Material for the task.
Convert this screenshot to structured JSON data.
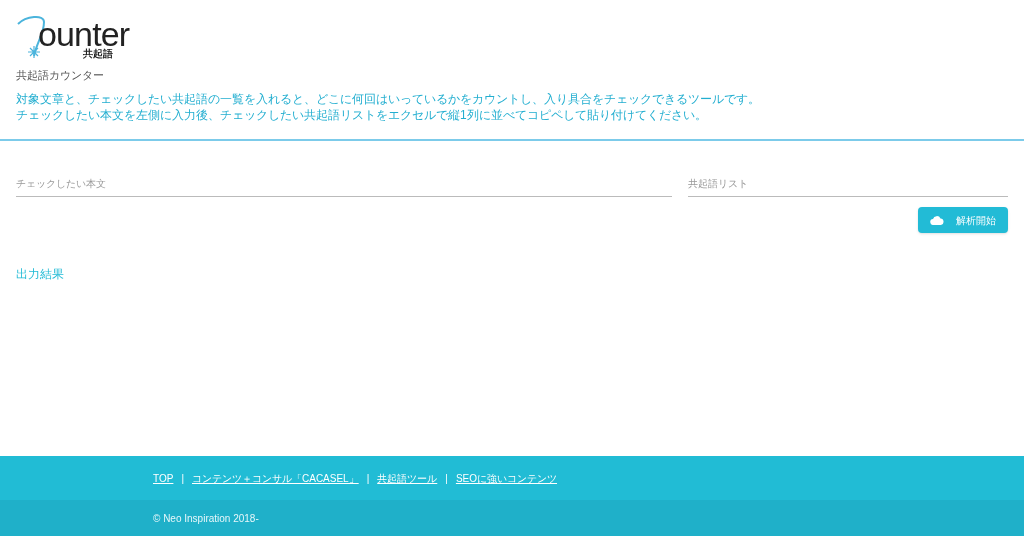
{
  "logo": {
    "word": "ounter",
    "sub": "共起語"
  },
  "site_name": "共起語カウンター",
  "description": [
    "対象文章と、チェックしたい共起語の一覧を入れると、どこに何回はいっているかをカウントし、入り具合をチェックできるツールです。",
    "チェックしたい本文を左側に入力後、チェックしたい共起語リストをエクセルで縦1列に並べてコピペして貼り付けてください。"
  ],
  "fields": [
    {
      "placeholder": "チェックしたい本文"
    },
    {
      "placeholder": "共起語リスト"
    }
  ],
  "analyze_button": "解析開始",
  "output_title": "出力結果",
  "footer": {
    "links": [
      "TOP",
      "コンテンツ＋コンサル「CACASEL」",
      "共起語ツール",
      "SEOに強いコンテンツ"
    ],
    "separator": "|",
    "copyright": "© Neo Inspiration 2018-"
  }
}
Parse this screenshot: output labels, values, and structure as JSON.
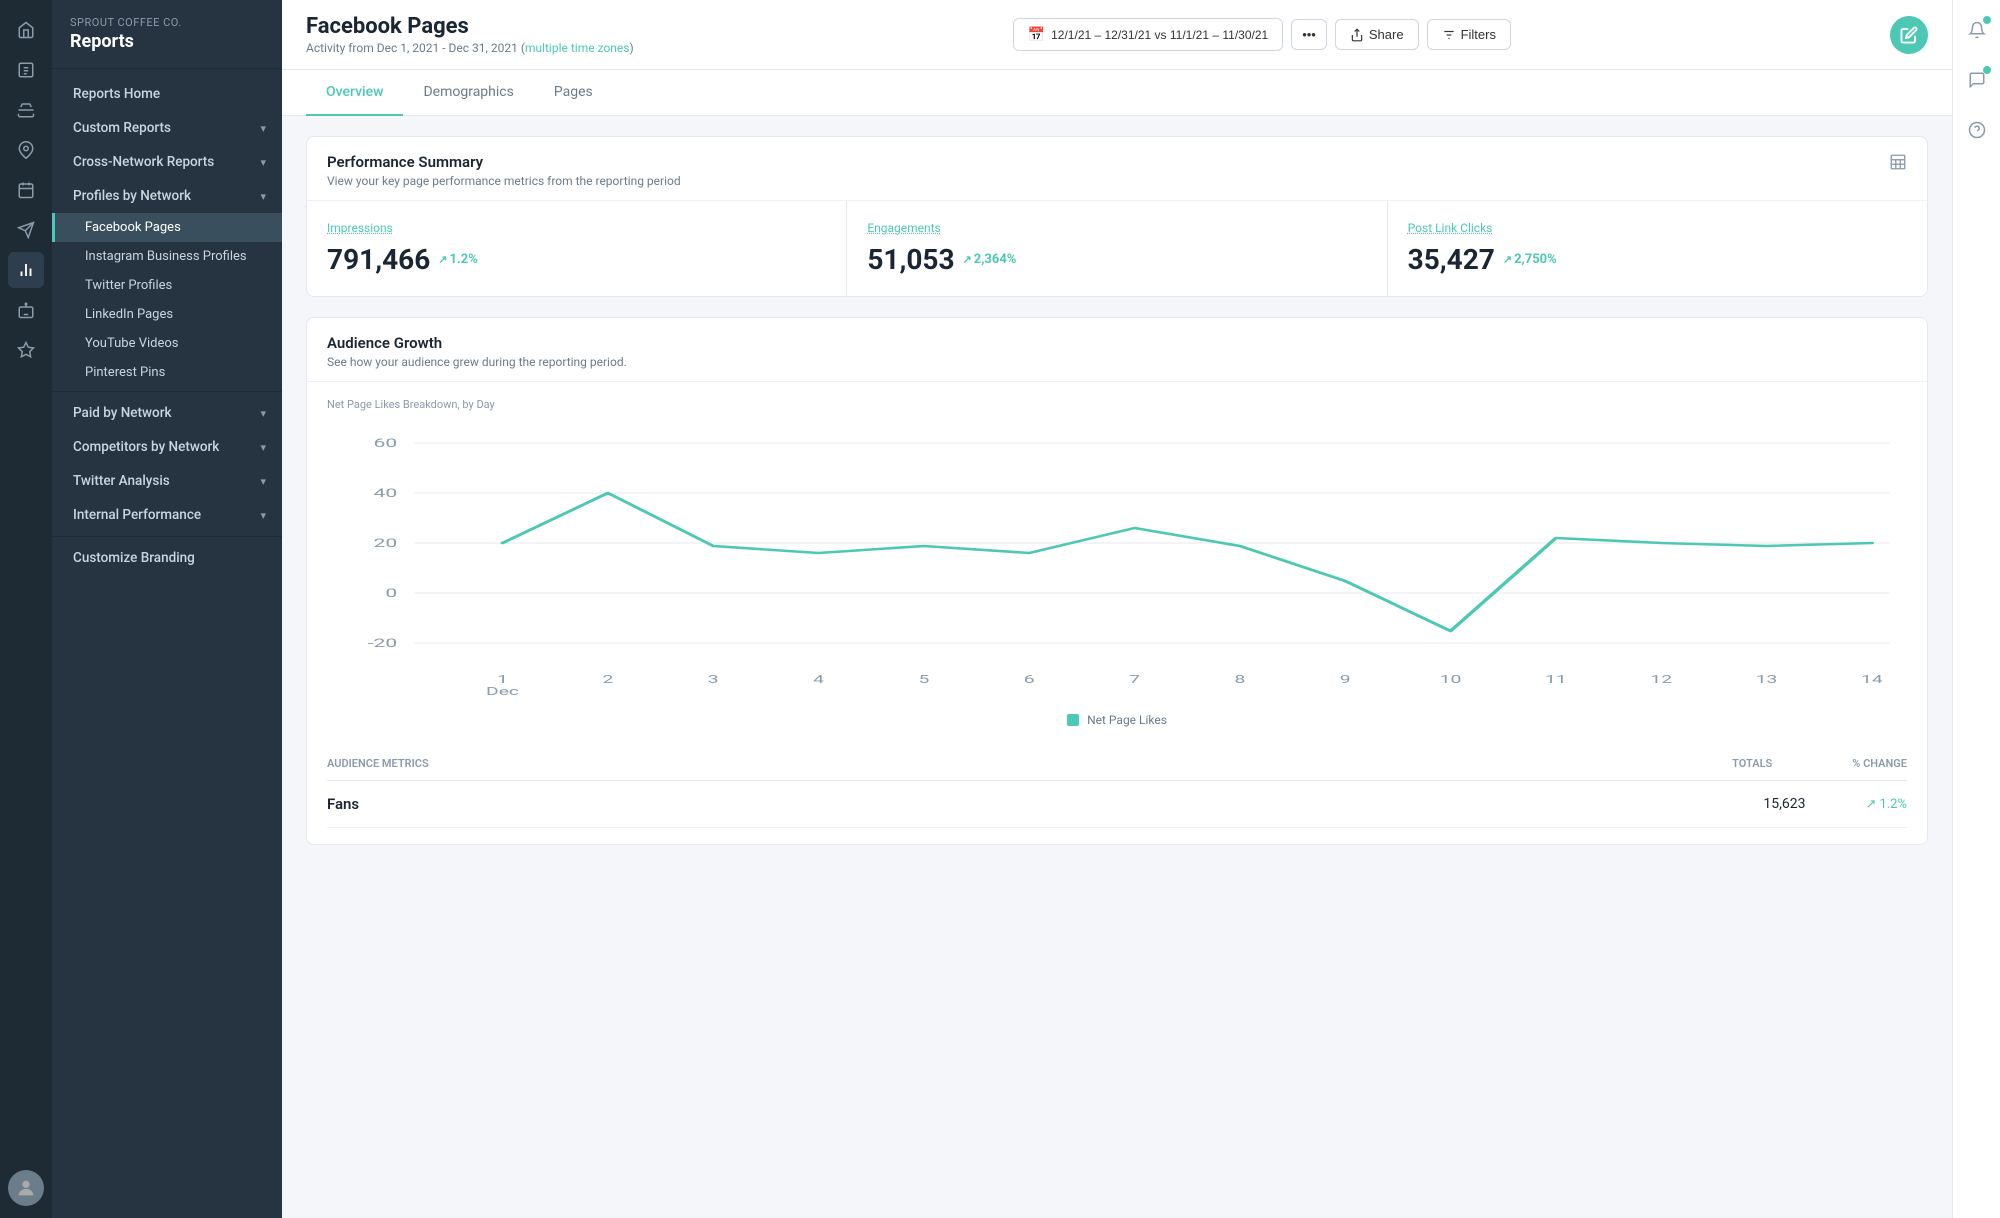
{
  "company": "Sprout Coffee Co.",
  "app_title": "Reports",
  "page": {
    "title": "Facebook Pages",
    "subtitle": "Activity from Dec 1, 2021 - Dec 31, 2021",
    "timezone_link": "multiple time zones"
  },
  "header": {
    "date_range": "12/1/21 – 12/31/21 vs 11/1/21 – 11/30/21",
    "share_label": "Share",
    "filters_label": "Filters"
  },
  "tabs": [
    {
      "id": "overview",
      "label": "Overview",
      "active": true
    },
    {
      "id": "demographics",
      "label": "Demographics",
      "active": false
    },
    {
      "id": "pages",
      "label": "Pages",
      "active": false
    }
  ],
  "performance_summary": {
    "title": "Performance Summary",
    "subtitle": "View your key page performance metrics from the reporting period",
    "metrics": [
      {
        "label": "Impressions",
        "value": "791,466",
        "change": "1.2%",
        "up": true
      },
      {
        "label": "Engagements",
        "value": "51,053",
        "change": "2,364%",
        "up": true
      },
      {
        "label": "Post Link Clicks",
        "value": "35,427",
        "change": "2,750%",
        "up": true
      }
    ]
  },
  "audience_growth": {
    "title": "Audience Growth",
    "subtitle": "See how your audience grew during the reporting period.",
    "chart_label": "Net Page Likes Breakdown, by Day",
    "y_axis": [
      60,
      40,
      20,
      0,
      -20
    ],
    "x_axis": [
      "1\nDec",
      "2",
      "3",
      "4",
      "5",
      "6",
      "7",
      "8",
      "9",
      "10",
      "11",
      "12",
      "13",
      "14"
    ],
    "legend_label": "Net Page Likes",
    "chart_color": "#4dc8b4"
  },
  "audience_metrics": {
    "header": {
      "label": "Audience Metrics",
      "totals": "Totals",
      "change": "% Change"
    },
    "rows": [
      {
        "label": "Fans",
        "total": "15,623",
        "change": "1.2%",
        "up": true
      }
    ]
  },
  "sidebar": {
    "items": [
      {
        "id": "reports-home",
        "label": "Reports Home",
        "type": "main"
      },
      {
        "id": "custom-reports",
        "label": "Custom Reports",
        "type": "expandable"
      },
      {
        "id": "cross-network",
        "label": "Cross-Network Reports",
        "type": "expandable"
      },
      {
        "id": "profiles-by-network",
        "label": "Profiles by Network",
        "type": "expandable"
      },
      {
        "id": "facebook-pages",
        "label": "Facebook Pages",
        "type": "sub",
        "active": true
      },
      {
        "id": "instagram-business",
        "label": "Instagram Business Profiles",
        "type": "sub"
      },
      {
        "id": "twitter-profiles",
        "label": "Twitter Profiles",
        "type": "sub"
      },
      {
        "id": "linkedin-pages",
        "label": "LinkedIn Pages",
        "type": "sub"
      },
      {
        "id": "youtube-videos",
        "label": "YouTube Videos",
        "type": "sub"
      },
      {
        "id": "pinterest-pins",
        "label": "Pinterest Pins",
        "type": "sub"
      },
      {
        "id": "paid-by-network",
        "label": "Paid by Network",
        "type": "expandable"
      },
      {
        "id": "competitors-by-network",
        "label": "Competitors by Network",
        "type": "expandable"
      },
      {
        "id": "twitter-analysis",
        "label": "Twitter Analysis",
        "type": "expandable"
      },
      {
        "id": "internal-performance",
        "label": "Internal Performance",
        "type": "expandable"
      },
      {
        "id": "customize-branding",
        "label": "Customize Branding",
        "type": "main"
      }
    ]
  }
}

Instructions to follow.
Quote the data exactly, leaving every image out of the copy.

Solved exercise.
Convert this screenshot to structured JSON data.
{
  "logo": {
    "word": "ounter",
    "sub": "共起語"
  },
  "site_name": "共起語カウンター",
  "description": [
    "対象文章と、チェックしたい共起語の一覧を入れると、どこに何回はいっているかをカウントし、入り具合をチェックできるツールです。",
    "チェックしたい本文を左側に入力後、チェックしたい共起語リストをエクセルで縦1列に並べてコピペして貼り付けてください。"
  ],
  "fields": [
    {
      "placeholder": "チェックしたい本文"
    },
    {
      "placeholder": "共起語リスト"
    }
  ],
  "analyze_button": "解析開始",
  "output_title": "出力結果",
  "footer": {
    "links": [
      "TOP",
      "コンテンツ＋コンサル「CACASEL」",
      "共起語ツール",
      "SEOに強いコンテンツ"
    ],
    "separator": "|",
    "copyright": "© Neo Inspiration 2018-"
  }
}
Parse this screenshot: output labels, values, and structure as JSON.
{
  "company": "Sprout Coffee Co.",
  "app_title": "Reports",
  "page": {
    "title": "Facebook Pages",
    "subtitle": "Activity from Dec 1, 2021 - Dec 31, 2021",
    "timezone_link": "multiple time zones"
  },
  "header": {
    "date_range": "12/1/21 – 12/31/21 vs 11/1/21 – 11/30/21",
    "share_label": "Share",
    "filters_label": "Filters"
  },
  "tabs": [
    {
      "id": "overview",
      "label": "Overview",
      "active": true
    },
    {
      "id": "demographics",
      "label": "Demographics",
      "active": false
    },
    {
      "id": "pages",
      "label": "Pages",
      "active": false
    }
  ],
  "performance_summary": {
    "title": "Performance Summary",
    "subtitle": "View your key page performance metrics from the reporting period",
    "metrics": [
      {
        "label": "Impressions",
        "value": "791,466",
        "change": "1.2%",
        "up": true
      },
      {
        "label": "Engagements",
        "value": "51,053",
        "change": "2,364%",
        "up": true
      },
      {
        "label": "Post Link Clicks",
        "value": "35,427",
        "change": "2,750%",
        "up": true
      }
    ]
  },
  "audience_growth": {
    "title": "Audience Growth",
    "subtitle": "See how your audience grew during the reporting period.",
    "chart_label": "Net Page Likes Breakdown, by Day",
    "y_axis": [
      60,
      40,
      20,
      0,
      -20
    ],
    "x_axis": [
      "1\nDec",
      "2",
      "3",
      "4",
      "5",
      "6",
      "7",
      "8",
      "9",
      "10",
      "11",
      "12",
      "13",
      "14"
    ],
    "legend_label": "Net Page Likes",
    "chart_color": "#4dc8b4"
  },
  "audience_metrics": {
    "header": {
      "label": "Audience Metrics",
      "totals": "Totals",
      "change": "% Change"
    },
    "rows": [
      {
        "label": "Fans",
        "total": "15,623",
        "change": "1.2%",
        "up": true
      }
    ]
  },
  "sidebar": {
    "items": [
      {
        "id": "reports-home",
        "label": "Reports Home",
        "type": "main"
      },
      {
        "id": "custom-reports",
        "label": "Custom Reports",
        "type": "expandable"
      },
      {
        "id": "cross-network",
        "label": "Cross-Network Reports",
        "type": "expandable"
      },
      {
        "id": "profiles-by-network",
        "label": "Profiles by Network",
        "type": "expandable"
      },
      {
        "id": "facebook-pages",
        "label": "Facebook Pages",
        "type": "sub",
        "active": true
      },
      {
        "id": "instagram-business",
        "label": "Instagram Business Profiles",
        "type": "sub"
      },
      {
        "id": "twitter-profiles",
        "label": "Twitter Profiles",
        "type": "sub"
      },
      {
        "id": "linkedin-pages",
        "label": "LinkedIn Pages",
        "type": "sub"
      },
      {
        "id": "youtube-videos",
        "label": "YouTube Videos",
        "type": "sub"
      },
      {
        "id": "pinterest-pins",
        "label": "Pinterest Pins",
        "type": "sub"
      },
      {
        "id": "paid-by-network",
        "label": "Paid by Network",
        "type": "expandable"
      },
      {
        "id": "competitors-by-network",
        "label": "Competitors by Network",
        "type": "expandable"
      },
      {
        "id": "twitter-analysis",
        "label": "Twitter Analysis",
        "type": "expandable"
      },
      {
        "id": "internal-performance",
        "label": "Internal Performance",
        "type": "expandable"
      },
      {
        "id": "customize-branding",
        "label": "Customize Branding",
        "type": "main"
      }
    ]
  }
}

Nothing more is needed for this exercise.